• **Task**:
You are to retype all of the data exactly as it appears.

• **Input records**:
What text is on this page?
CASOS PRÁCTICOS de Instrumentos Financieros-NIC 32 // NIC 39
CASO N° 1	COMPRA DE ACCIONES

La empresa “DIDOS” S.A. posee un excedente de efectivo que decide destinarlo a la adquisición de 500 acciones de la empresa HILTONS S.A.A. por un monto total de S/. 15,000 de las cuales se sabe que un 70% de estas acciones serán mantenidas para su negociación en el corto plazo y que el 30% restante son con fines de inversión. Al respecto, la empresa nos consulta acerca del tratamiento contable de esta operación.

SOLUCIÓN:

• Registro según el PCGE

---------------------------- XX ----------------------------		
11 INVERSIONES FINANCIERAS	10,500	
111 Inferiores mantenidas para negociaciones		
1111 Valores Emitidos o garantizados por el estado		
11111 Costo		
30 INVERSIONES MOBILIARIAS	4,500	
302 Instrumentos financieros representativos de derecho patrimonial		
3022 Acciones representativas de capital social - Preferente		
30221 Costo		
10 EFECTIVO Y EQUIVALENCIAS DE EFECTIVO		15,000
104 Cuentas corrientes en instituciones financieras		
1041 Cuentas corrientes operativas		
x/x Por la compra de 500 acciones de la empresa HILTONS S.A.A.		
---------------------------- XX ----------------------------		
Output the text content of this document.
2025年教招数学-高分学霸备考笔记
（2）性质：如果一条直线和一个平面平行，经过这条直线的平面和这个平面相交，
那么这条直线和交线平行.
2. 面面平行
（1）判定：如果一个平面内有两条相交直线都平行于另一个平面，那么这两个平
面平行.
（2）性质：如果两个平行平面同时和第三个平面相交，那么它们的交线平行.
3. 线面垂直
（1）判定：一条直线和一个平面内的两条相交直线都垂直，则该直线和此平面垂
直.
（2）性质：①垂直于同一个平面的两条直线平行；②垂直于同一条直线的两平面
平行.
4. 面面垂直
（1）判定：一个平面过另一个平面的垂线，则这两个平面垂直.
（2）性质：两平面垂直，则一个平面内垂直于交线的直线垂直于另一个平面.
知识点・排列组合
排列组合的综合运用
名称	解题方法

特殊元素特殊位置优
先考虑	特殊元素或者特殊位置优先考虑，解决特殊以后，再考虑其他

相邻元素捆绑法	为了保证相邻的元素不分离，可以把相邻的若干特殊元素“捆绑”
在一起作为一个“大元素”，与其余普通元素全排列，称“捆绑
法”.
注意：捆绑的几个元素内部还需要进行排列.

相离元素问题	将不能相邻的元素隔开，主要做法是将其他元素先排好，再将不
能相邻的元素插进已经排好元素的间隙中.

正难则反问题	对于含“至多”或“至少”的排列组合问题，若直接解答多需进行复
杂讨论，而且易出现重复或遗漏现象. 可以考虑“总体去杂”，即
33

• **Answer to the exercise**:
What text is on this page?
CASOS PRÁCTICOS de Instrumentos Financieros-NIC 32 // NIC 39
CASO N° 1	COMPRA DE ACCIONES

La empresa “DIDOS” S.A. posee un excedente de efectivo que decide destinarlo a la adquisición de 500 acciones de la empresa HILTONS S.A.A. por un monto total de S/. 15,000 de las cuales se sabe que un 70% de estas acciones serán mantenidas para su negociación en el corto plazo y que el 30% restante son con fines de inversión. Al respecto, la empresa nos consulta acerca del tratamiento contable de esta operación.

SOLUCIÓN:

• Registro según el PCGE

---------------------------- XX ----------------------------		
11 INVERSIONES FINANCIERAS	10,500	
111 Inferiores mantenidas para negociaciones		
1111 Valores Emitidos o garantizados por el estado		
11111 Costo		
30 INVERSIONES MOBILIARIAS	4,500	
302 Instrumentos financieros representativos de derecho patrimonial		
3022 Acciones representativas de capital social - Preferente		
30221 Costo		
10 EFECTIVO Y EQUIVALENCIAS DE EFECTIVO		15,000
104 Cuentas corrientes en instituciones financieras		
1041 Cuentas corrientes operativas		
x/x Por la compra de 500 acciones de la empresa HILTONS S.A.A.		
---------------------------- XX ----------------------------		
Output the text content of this document.
2025年教招数学-高分学霸备考笔记
（2）性质：如果一条直线和一个平面平行，经过这条直线的平面和这个平面相交，
那么这条直线和交线平行.
2. 面面平行
（1）判定：如果一个平面内有两条相交直线都平行于另一个平面，那么这两个平
面平行.
（2）性质：如果两个平行平面同时和第三个平面相交，那么它们的交线平行.
3. 线面垂直
（1）判定：一条直线和一个平面内的两条相交直线都垂直，则该直线和此平面垂
直.
（2）性质：①垂直于同一个平面的两条直线平行；②垂直于同一条直线的两平面
平行.
4. 面面垂直
（1）判定：一个平面过另一个平面的垂线，则这两个平面垂直.
（2）性质：两平面垂直，则一个平面内垂直于交线的直线垂直于另一个平面.
知识点・排列组合
排列组合的综合运用
名称	解题方法

特殊元素特殊位置优
先考虑	特殊元素或者特殊位置优先考虑，解决特殊以后，再考虑其他

相邻元素捆绑法	为了保证相邻的元素不分离，可以把相邻的若干特殊元素“捆绑”
在一起作为一个“大元素”，与其余普通元素全排列，称“捆绑
法”.
注意：捆绑的几个元素内部还需要进行排列.

相离元素问题	将不能相邻的元素隔开，主要做法是将其他元素先排好，再将不
能相邻的元素插进已经排好元素的间隙中.

正难则反问题	对于含“至多”或“至少”的排列组合问题，若直接解答多需进行复
杂讨论，而且易出现重复或遗漏现象. 可以考虑“总体去杂”，即
33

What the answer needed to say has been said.